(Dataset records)
○ ○ ○ ○ ○ ○ ○

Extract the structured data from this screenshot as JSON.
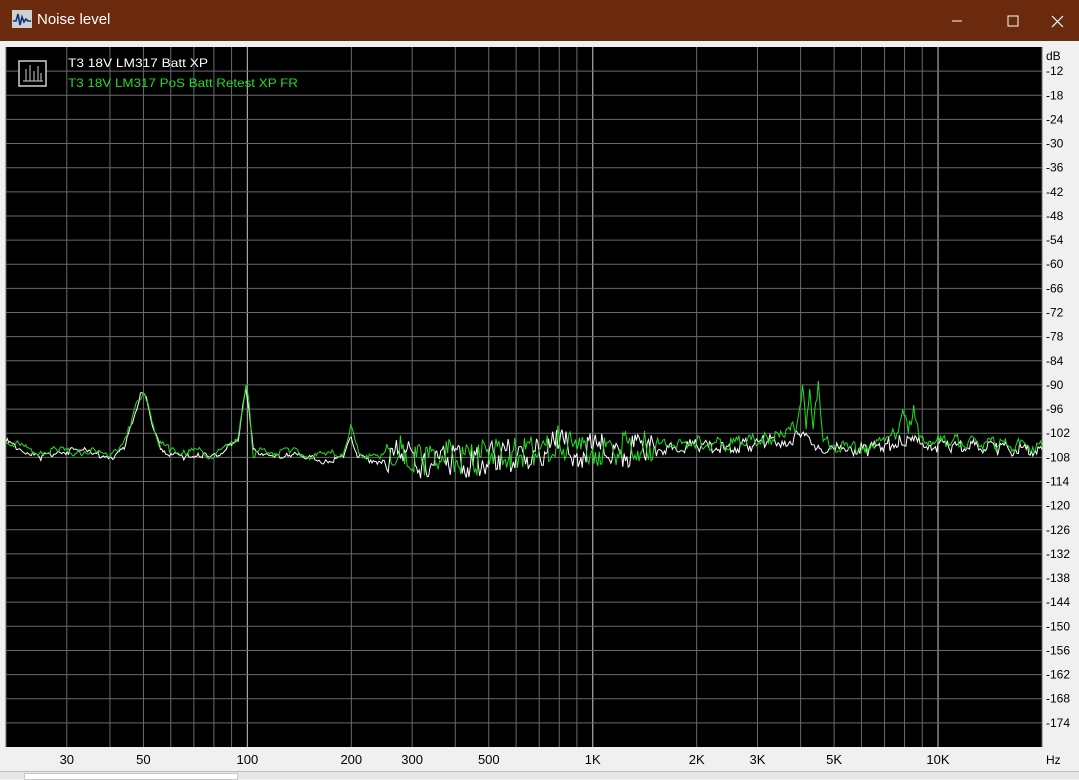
{
  "window": {
    "title": "Noise level",
    "icon": "waveform-icon",
    "controls": [
      "minimize-icon",
      "maximize-icon",
      "close-icon"
    ]
  },
  "chart_data": {
    "type": "line",
    "xscale": "log",
    "xlim": [
      20,
      20000
    ],
    "ylim": [
      -180,
      -6
    ],
    "xlabel": "Hz",
    "ylabel": "dB",
    "grid": true,
    "legend": "top-left",
    "background": "#000000",
    "x_ticks": [
      {
        "value": 30,
        "label": "30"
      },
      {
        "value": 50,
        "label": "50"
      },
      {
        "value": 100,
        "label": "100"
      },
      {
        "value": 200,
        "label": "200"
      },
      {
        "value": 300,
        "label": "300"
      },
      {
        "value": 500,
        "label": "500"
      },
      {
        "value": 1000,
        "label": "1K"
      },
      {
        "value": 2000,
        "label": "2K"
      },
      {
        "value": 3000,
        "label": "3K"
      },
      {
        "value": 5000,
        "label": "5K"
      },
      {
        "value": 10000,
        "label": "10K"
      }
    ],
    "y_ticks": [
      -12,
      -18,
      -24,
      -30,
      -36,
      -42,
      -48,
      -54,
      -60,
      -66,
      -72,
      -78,
      -84,
      -90,
      -96,
      -102,
      -108,
      -114,
      -120,
      -126,
      -132,
      -138,
      -144,
      -150,
      -156,
      -162,
      -168,
      -174
    ],
    "series": [
      {
        "name": "T3 18V LM317 Batt XP",
        "color": "#ffffff",
        "points": [
          [
            20,
            -104
          ],
          [
            22,
            -106
          ],
          [
            25,
            -108
          ],
          [
            28,
            -107
          ],
          [
            32,
            -106
          ],
          [
            36,
            -107
          ],
          [
            40,
            -108
          ],
          [
            44,
            -106
          ],
          [
            47,
            -98
          ],
          [
            49,
            -92
          ],
          [
            51,
            -93
          ],
          [
            53,
            -100
          ],
          [
            56,
            -106
          ],
          [
            60,
            -107
          ],
          [
            66,
            -108
          ],
          [
            72,
            -107
          ],
          [
            78,
            -108
          ],
          [
            84,
            -107
          ],
          [
            90,
            -105
          ],
          [
            94,
            -104
          ],
          [
            97,
            -95
          ],
          [
            99,
            -91
          ],
          [
            101,
            -96
          ],
          [
            104,
            -106
          ],
          [
            110,
            -107
          ],
          [
            120,
            -108
          ],
          [
            130,
            -107
          ],
          [
            150,
            -108
          ],
          [
            170,
            -109
          ],
          [
            190,
            -108
          ],
          [
            200,
            -103
          ],
          [
            210,
            -108
          ],
          [
            240,
            -109
          ],
          [
            280,
            -107
          ],
          [
            320,
            -110
          ],
          [
            380,
            -108
          ],
          [
            450,
            -110
          ],
          [
            520,
            -107
          ],
          [
            600,
            -108
          ],
          [
            700,
            -107
          ],
          [
            800,
            -105
          ],
          [
            900,
            -107
          ],
          [
            1000,
            -106
          ],
          [
            1200,
            -107
          ],
          [
            1400,
            -106
          ],
          [
            1700,
            -106
          ],
          [
            2000,
            -105
          ],
          [
            2400,
            -106
          ],
          [
            2800,
            -105
          ],
          [
            3200,
            -104
          ],
          [
            3600,
            -104
          ],
          [
            4000,
            -103
          ],
          [
            4500,
            -105
          ],
          [
            5000,
            -106
          ],
          [
            5500,
            -106
          ],
          [
            6200,
            -106
          ],
          [
            7000,
            -105
          ],
          [
            7800,
            -104
          ],
          [
            8500,
            -104
          ],
          [
            9500,
            -105
          ],
          [
            11000,
            -105
          ],
          [
            13000,
            -105
          ],
          [
            15000,
            -106
          ],
          [
            18000,
            -106
          ],
          [
            20000,
            -106
          ]
        ]
      },
      {
        "name": "T3 18V LM317 PoS Batt Retest XP FR",
        "color": "#22dd22",
        "points": [
          [
            20,
            -104
          ],
          [
            22,
            -105
          ],
          [
            25,
            -107
          ],
          [
            28,
            -106
          ],
          [
            32,
            -107
          ],
          [
            36,
            -106
          ],
          [
            40,
            -108
          ],
          [
            43,
            -105
          ],
          [
            46,
            -100
          ],
          [
            48,
            -94
          ],
          [
            50,
            -92
          ],
          [
            52,
            -96
          ],
          [
            55,
            -104
          ],
          [
            60,
            -106
          ],
          [
            66,
            -107
          ],
          [
            72,
            -106
          ],
          [
            78,
            -108
          ],
          [
            84,
            -106
          ],
          [
            90,
            -104
          ],
          [
            94,
            -103
          ],
          [
            97,
            -96
          ],
          [
            99,
            -90
          ],
          [
            101,
            -94
          ],
          [
            104,
            -108
          ],
          [
            110,
            -106
          ],
          [
            120,
            -107
          ],
          [
            135,
            -106
          ],
          [
            150,
            -108
          ],
          [
            170,
            -107
          ],
          [
            190,
            -107
          ],
          [
            199,
            -100
          ],
          [
            210,
            -107
          ],
          [
            240,
            -108
          ],
          [
            280,
            -106
          ],
          [
            320,
            -109
          ],
          [
            380,
            -107
          ],
          [
            450,
            -109
          ],
          [
            520,
            -106
          ],
          [
            600,
            -107
          ],
          [
            700,
            -106
          ],
          [
            800,
            -104
          ],
          [
            900,
            -106
          ],
          [
            1000,
            -106
          ],
          [
            1200,
            -106
          ],
          [
            1400,
            -105
          ],
          [
            1700,
            -105
          ],
          [
            2000,
            -104
          ],
          [
            2400,
            -105
          ],
          [
            2800,
            -104
          ],
          [
            3200,
            -103
          ],
          [
            3600,
            -103
          ],
          [
            3900,
            -100
          ],
          [
            4050,
            -90
          ],
          [
            4150,
            -101
          ],
          [
            4250,
            -91
          ],
          [
            4350,
            -101
          ],
          [
            4500,
            -89
          ],
          [
            4650,
            -104
          ],
          [
            5000,
            -105
          ],
          [
            5500,
            -106
          ],
          [
            6200,
            -105
          ],
          [
            7000,
            -104
          ],
          [
            7600,
            -102
          ],
          [
            7900,
            -96
          ],
          [
            8200,
            -102
          ],
          [
            8500,
            -95
          ],
          [
            8800,
            -103
          ],
          [
            9500,
            -104
          ],
          [
            11000,
            -104
          ],
          [
            13000,
            -104
          ],
          [
            15000,
            -105
          ],
          [
            18000,
            -105
          ],
          [
            20000,
            -105
          ]
        ]
      }
    ]
  }
}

○ ○ ○ ○ ○ ○ ○

REQUEST: Look through the material above and pick out each line holding the word "name".

SOLUTION FOR THIS EXERCISE:
        "name": "T3 18V LM317 Batt XP",
        "name": "T3 18V LM317 PoS Batt Retest XP FR",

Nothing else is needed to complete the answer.